Goal:
Each record below should be output verbatim, without pictures.

Dataset listings of figures:

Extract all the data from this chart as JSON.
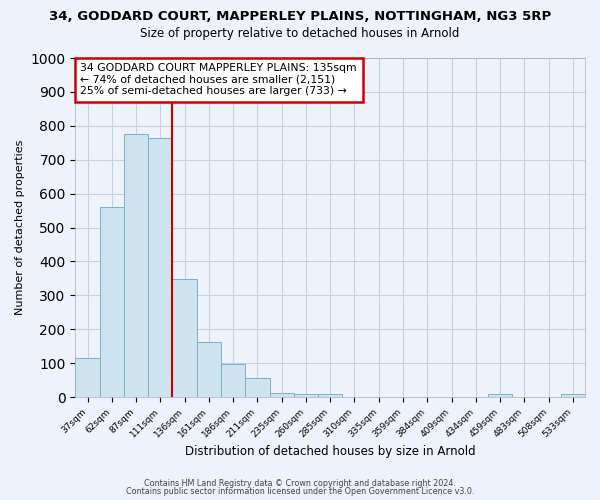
{
  "title": "34, GODDARD COURT, MAPPERLEY PLAINS, NOTTINGHAM, NG3 5RP",
  "subtitle": "Size of property relative to detached houses in Arnold",
  "xlabel": "Distribution of detached houses by size in Arnold",
  "ylabel": "Number of detached properties",
  "bar_labels": [
    "37sqm",
    "62sqm",
    "87sqm",
    "111sqm",
    "136sqm",
    "161sqm",
    "186sqm",
    "211sqm",
    "235sqm",
    "260sqm",
    "285sqm",
    "310sqm",
    "335sqm",
    "359sqm",
    "384sqm",
    "409sqm",
    "434sqm",
    "459sqm",
    "483sqm",
    "508sqm",
    "533sqm"
  ],
  "bar_values": [
    115,
    560,
    775,
    765,
    348,
    163,
    97,
    55,
    13,
    10,
    8,
    0,
    0,
    0,
    0,
    0,
    0,
    10,
    0,
    0,
    8
  ],
  "bar_color": "#cde4f0",
  "bar_edge_color": "#7ab0cc",
  "vline_x": 4,
  "vline_color": "#cc0000",
  "annotation_line1": "34 GODDARD COURT MAPPERLEY PLAINS: 135sqm",
  "annotation_line2": "← 74% of detached houses are smaller (2,151)",
  "annotation_line3": "25% of semi-detached houses are larger (733) →",
  "annotation_box_color": "white",
  "annotation_box_edge": "#cc0000",
  "ylim": [
    0,
    1000
  ],
  "yticks": [
    0,
    100,
    200,
    300,
    400,
    500,
    600,
    700,
    800,
    900,
    1000
  ],
  "footer1": "Contains HM Land Registry data © Crown copyright and database right 2024.",
  "footer2": "Contains public sector information licensed under the Open Government Licence v3.0.",
  "bg_color": "#eef2fa",
  "grid_color": "#c5d0e8"
}
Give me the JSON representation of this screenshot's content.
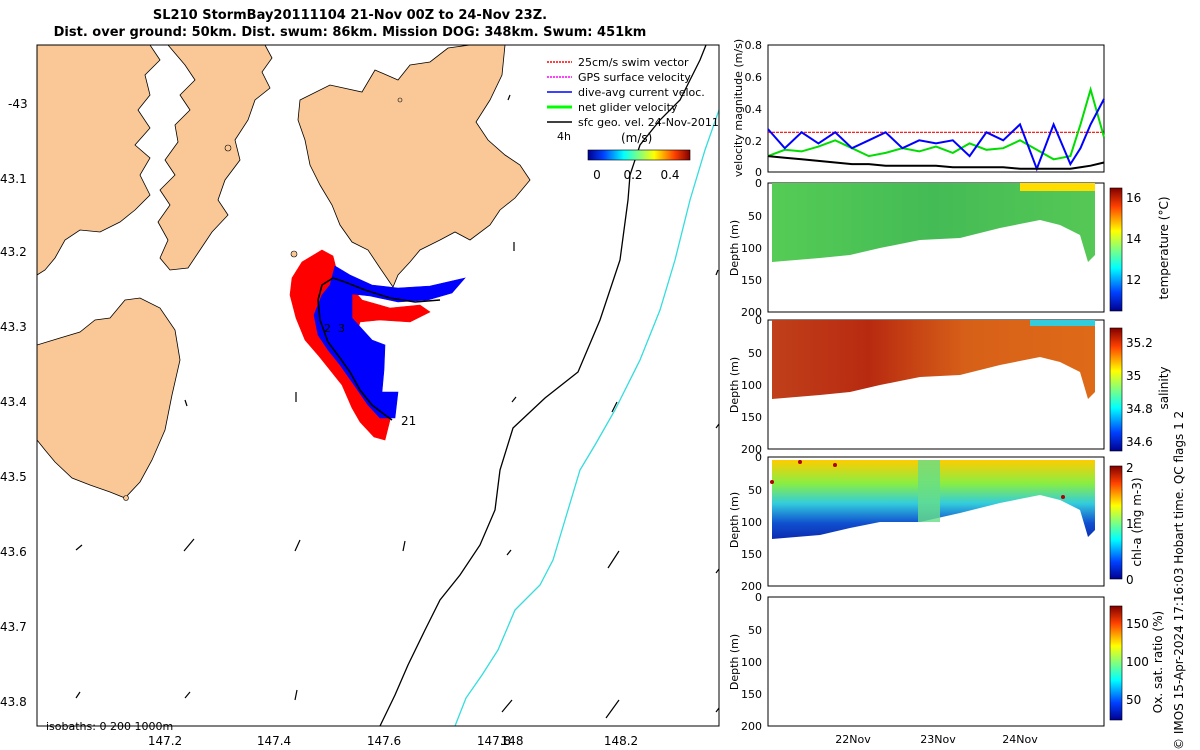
{
  "title_line1": "SL210 StormBay20111104 21-Nov 00Z to 24-Nov 23Z.",
  "title_line2": "Dist. over ground: 50km. Dist. swum: 86km. Mission DOG: 348km. Swum: 451km",
  "map": {
    "x_ticks": [
      "147.2",
      "147.4",
      "147.6",
      "147.8",
      "148",
      "148.2"
    ],
    "y_ticks": [
      "-43",
      "43.1",
      "43.2",
      "43.3",
      "43.4",
      "43.5",
      "43.6",
      "43.7",
      "43.8"
    ],
    "legend": [
      {
        "label": "25cm/s swim vector",
        "color": "#ff0000"
      },
      {
        "label": "GPS surface velocity",
        "color": "#ff00ff"
      },
      {
        "label": "dive-avg current veloc.",
        "color": "#0000ff"
      },
      {
        "label": "net glider velocity",
        "color": "#00ff00"
      },
      {
        "label": "sfc geo. vel. 24-Nov-2011",
        "color": "#000000"
      }
    ],
    "scale_label": "4h",
    "colorbar_label": "(m/s)",
    "colorbar_ticks": [
      "0",
      "0.2",
      "0.4"
    ],
    "isobath_label": "isobaths: 0   200  1000m",
    "track_label_2": "2",
    "track_label_3": "3",
    "track_label_21": "21",
    "colors": {
      "land": "#f9c896",
      "sea": "#ffffff",
      "isobath_200": "#000000",
      "isobath_1000": "#33dddd"
    }
  },
  "chart_data": [
    {
      "type": "line",
      "title": "",
      "ylabel": "velocity magnitude (m/s)",
      "ylim": [
        0,
        0.8
      ],
      "y_ticks": [
        "0",
        "0.2",
        "0.4",
        "0.6",
        "0.8"
      ],
      "x": [
        0,
        0.05,
        0.1,
        0.15,
        0.2,
        0.25,
        0.3,
        0.35,
        0.4,
        0.45,
        0.5,
        0.55,
        0.6,
        0.65,
        0.7,
        0.75,
        0.8,
        0.85,
        0.9,
        0.93,
        0.96,
        1.0
      ],
      "series": [
        {
          "name": "swim vector",
          "color": "#ff0000",
          "values": [
            0.25,
            0.25,
            0.25,
            0.25,
            0.25,
            0.25,
            0.25,
            0.25,
            0.25,
            0.25,
            0.25,
            0.25,
            0.25,
            0.25,
            0.25,
            0.25,
            0.25,
            0.25,
            0.25,
            0.25,
            0.25,
            0.25
          ]
        },
        {
          "name": "net glider velocity",
          "color": "#00dd00",
          "values": [
            0.1,
            0.14,
            0.13,
            0.16,
            0.2,
            0.15,
            0.1,
            0.12,
            0.15,
            0.13,
            0.16,
            0.12,
            0.18,
            0.14,
            0.15,
            0.2,
            0.14,
            0.08,
            0.1,
            0.3,
            0.52,
            0.22
          ]
        },
        {
          "name": "dive-avg current",
          "color": "#0000ff",
          "values": [
            0.27,
            0.15,
            0.25,
            0.18,
            0.25,
            0.15,
            0.2,
            0.25,
            0.15,
            0.2,
            0.18,
            0.2,
            0.1,
            0.25,
            0.2,
            0.3,
            0.02,
            0.3,
            0.05,
            0.15,
            0.3,
            0.46
          ]
        },
        {
          "name": "geo vel",
          "color": "#000000",
          "values": [
            0.1,
            0.09,
            0.08,
            0.07,
            0.06,
            0.05,
            0.05,
            0.04,
            0.04,
            0.04,
            0.04,
            0.03,
            0.03,
            0.03,
            0.03,
            0.02,
            0.02,
            0.02,
            0.02,
            0.03,
            0.04,
            0.06
          ]
        }
      ]
    },
    {
      "type": "heatmap",
      "ylabel": "Depth (m)",
      "ylim": [
        0,
        200
      ],
      "y_ticks": [
        "0",
        "50",
        "100",
        "150",
        "200"
      ],
      "colorbar_label": "temperature (°C)",
      "colorbar_ticks": [
        "12",
        "14",
        "16"
      ],
      "color_range": [
        11,
        16.5
      ]
    },
    {
      "type": "heatmap",
      "ylabel": "Depth (m)",
      "ylim": [
        0,
        200
      ],
      "y_ticks": [
        "0",
        "50",
        "100",
        "150",
        "200"
      ],
      "colorbar_label": "salinity",
      "colorbar_ticks": [
        "34.6",
        "34.8",
        "35",
        "35.2"
      ],
      "color_range": [
        34.55,
        35.3
      ]
    },
    {
      "type": "heatmap",
      "ylabel": "Depth (m)",
      "ylim": [
        0,
        200
      ],
      "y_ticks": [
        "0",
        "50",
        "100",
        "150",
        "200"
      ],
      "colorbar_label": "chl-a (mg m-3)",
      "colorbar_ticks": [
        "0",
        "1",
        "2"
      ],
      "color_range": [
        0,
        2
      ]
    },
    {
      "type": "heatmap",
      "ylabel": "Depth (m)",
      "ylim": [
        0,
        200
      ],
      "y_ticks": [
        "0",
        "50",
        "100",
        "150",
        "200"
      ],
      "colorbar_label": "Ox. sat. ratio (%)",
      "colorbar_ticks": [
        "50",
        "100",
        "150"
      ],
      "color_range": [
        20,
        175
      ]
    }
  ],
  "time_axis": {
    "labels": [
      "22Nov",
      "23Nov",
      "24Nov"
    ]
  },
  "footer_text": "© IMOS 15-Apr-2024 17:16:03 Hobart time. QC flags 1  2"
}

Problem solution:
Extract all the data from this chart as JSON.
{
  "title": "34, GODDARD COURT, MAPPERLEY PLAINS, NOTTINGHAM, NG3 5RP",
  "subtitle": "Size of property relative to detached houses in Arnold",
  "xlabel": "Distribution of detached houses by size in Arnold",
  "ylabel": "Number of detached properties",
  "bar_labels": [
    "37sqm",
    "62sqm",
    "87sqm",
    "111sqm",
    "136sqm",
    "161sqm",
    "186sqm",
    "211sqm",
    "235sqm",
    "260sqm",
    "285sqm",
    "310sqm",
    "335sqm",
    "359sqm",
    "384sqm",
    "409sqm",
    "434sqm",
    "459sqm",
    "483sqm",
    "508sqm",
    "533sqm"
  ],
  "bar_values": [
    115,
    560,
    775,
    765,
    348,
    163,
    97,
    55,
    13,
    10,
    8,
    0,
    0,
    0,
    0,
    0,
    0,
    10,
    0,
    0,
    8
  ],
  "bar_color": "#cde4f0",
  "bar_edge_color": "#7ab0cc",
  "vline_x": 4,
  "vline_color": "#cc0000",
  "annotation_line1": "34 GODDARD COURT MAPPERLEY PLAINS: 135sqm",
  "annotation_line2": "← 74% of detached houses are smaller (2,151)",
  "annotation_line3": "25% of semi-detached houses are larger (733) →",
  "annotation_box_color": "white",
  "annotation_box_edge": "#cc0000",
  "ylim": [
    0,
    1000
  ],
  "yticks": [
    0,
    100,
    200,
    300,
    400,
    500,
    600,
    700,
    800,
    900,
    1000
  ],
  "footer1": "Contains HM Land Registry data © Crown copyright and database right 2024.",
  "footer2": "Contains public sector information licensed under the Open Government Licence v3.0.",
  "bg_color": "#eef2fa",
  "grid_color": "#c5d0e8"
}
Give me the JSON representation of this screenshot's content.
{
  "title_line1": "SL210 StormBay20111104 21-Nov 00Z to 24-Nov 23Z.",
  "title_line2": "Dist. over ground: 50km. Dist. swum: 86km. Mission DOG: 348km. Swum: 451km",
  "map": {
    "x_ticks": [
      "147.2",
      "147.4",
      "147.6",
      "147.8",
      "148",
      "148.2"
    ],
    "y_ticks": [
      "-43",
      "43.1",
      "43.2",
      "43.3",
      "43.4",
      "43.5",
      "43.6",
      "43.7",
      "43.8"
    ],
    "legend": [
      {
        "label": "25cm/s swim vector",
        "color": "#ff0000"
      },
      {
        "label": "GPS surface velocity",
        "color": "#ff00ff"
      },
      {
        "label": "dive-avg current veloc.",
        "color": "#0000ff"
      },
      {
        "label": "net glider velocity",
        "color": "#00ff00"
      },
      {
        "label": "sfc geo. vel. 24-Nov-2011",
        "color": "#000000"
      }
    ],
    "scale_label": "4h",
    "colorbar_label": "(m/s)",
    "colorbar_ticks": [
      "0",
      "0.2",
      "0.4"
    ],
    "isobath_label": "isobaths: 0   200  1000m",
    "track_label_2": "2",
    "track_label_3": "3",
    "track_label_21": "21",
    "colors": {
      "land": "#f9c896",
      "sea": "#ffffff",
      "isobath_200": "#000000",
      "isobath_1000": "#33dddd"
    }
  },
  "chart_data": [
    {
      "type": "line",
      "title": "",
      "ylabel": "velocity magnitude (m/s)",
      "ylim": [
        0,
        0.8
      ],
      "y_ticks": [
        "0",
        "0.2",
        "0.4",
        "0.6",
        "0.8"
      ],
      "x": [
        0,
        0.05,
        0.1,
        0.15,
        0.2,
        0.25,
        0.3,
        0.35,
        0.4,
        0.45,
        0.5,
        0.55,
        0.6,
        0.65,
        0.7,
        0.75,
        0.8,
        0.85,
        0.9,
        0.93,
        0.96,
        1.0
      ],
      "series": [
        {
          "name": "swim vector",
          "color": "#ff0000",
          "values": [
            0.25,
            0.25,
            0.25,
            0.25,
            0.25,
            0.25,
            0.25,
            0.25,
            0.25,
            0.25,
            0.25,
            0.25,
            0.25,
            0.25,
            0.25,
            0.25,
            0.25,
            0.25,
            0.25,
            0.25,
            0.25,
            0.25
          ]
        },
        {
          "name": "net glider velocity",
          "color": "#00dd00",
          "values": [
            0.1,
            0.14,
            0.13,
            0.16,
            0.2,
            0.15,
            0.1,
            0.12,
            0.15,
            0.13,
            0.16,
            0.12,
            0.18,
            0.14,
            0.15,
            0.2,
            0.14,
            0.08,
            0.1,
            0.3,
            0.52,
            0.22
          ]
        },
        {
          "name": "dive-avg current",
          "color": "#0000ff",
          "values": [
            0.27,
            0.15,
            0.25,
            0.18,
            0.25,
            0.15,
            0.2,
            0.25,
            0.15,
            0.2,
            0.18,
            0.2,
            0.1,
            0.25,
            0.2,
            0.3,
            0.02,
            0.3,
            0.05,
            0.15,
            0.3,
            0.46
          ]
        },
        {
          "name": "geo vel",
          "color": "#000000",
          "values": [
            0.1,
            0.09,
            0.08,
            0.07,
            0.06,
            0.05,
            0.05,
            0.04,
            0.04,
            0.04,
            0.04,
            0.03,
            0.03,
            0.03,
            0.03,
            0.02,
            0.02,
            0.02,
            0.02,
            0.03,
            0.04,
            0.06
          ]
        }
      ]
    },
    {
      "type": "heatmap",
      "ylabel": "Depth (m)",
      "ylim": [
        0,
        200
      ],
      "y_ticks": [
        "0",
        "50",
        "100",
        "150",
        "200"
      ],
      "colorbar_label": "temperature (°C)",
      "colorbar_ticks": [
        "12",
        "14",
        "16"
      ],
      "color_range": [
        11,
        16.5
      ]
    },
    {
      "type": "heatmap",
      "ylabel": "Depth (m)",
      "ylim": [
        0,
        200
      ],
      "y_ticks": [
        "0",
        "50",
        "100",
        "150",
        "200"
      ],
      "colorbar_label": "salinity",
      "colorbar_ticks": [
        "34.6",
        "34.8",
        "35",
        "35.2"
      ],
      "color_range": [
        34.55,
        35.3
      ]
    },
    {
      "type": "heatmap",
      "ylabel": "Depth (m)",
      "ylim": [
        0,
        200
      ],
      "y_ticks": [
        "0",
        "50",
        "100",
        "150",
        "200"
      ],
      "colorbar_label": "chl-a (mg m-3)",
      "colorbar_ticks": [
        "0",
        "1",
        "2"
      ],
      "color_range": [
        0,
        2
      ]
    },
    {
      "type": "heatmap",
      "ylabel": "Depth (m)",
      "ylim": [
        0,
        200
      ],
      "y_ticks": [
        "0",
        "50",
        "100",
        "150",
        "200"
      ],
      "colorbar_label": "Ox. sat. ratio (%)",
      "colorbar_ticks": [
        "50",
        "100",
        "150"
      ],
      "color_range": [
        20,
        175
      ]
    }
  ],
  "time_axis": {
    "labels": [
      "22Nov",
      "23Nov",
      "24Nov"
    ]
  },
  "footer_text": "© IMOS 15-Apr-2024 17:16:03 Hobart time. QC flags 1  2"
}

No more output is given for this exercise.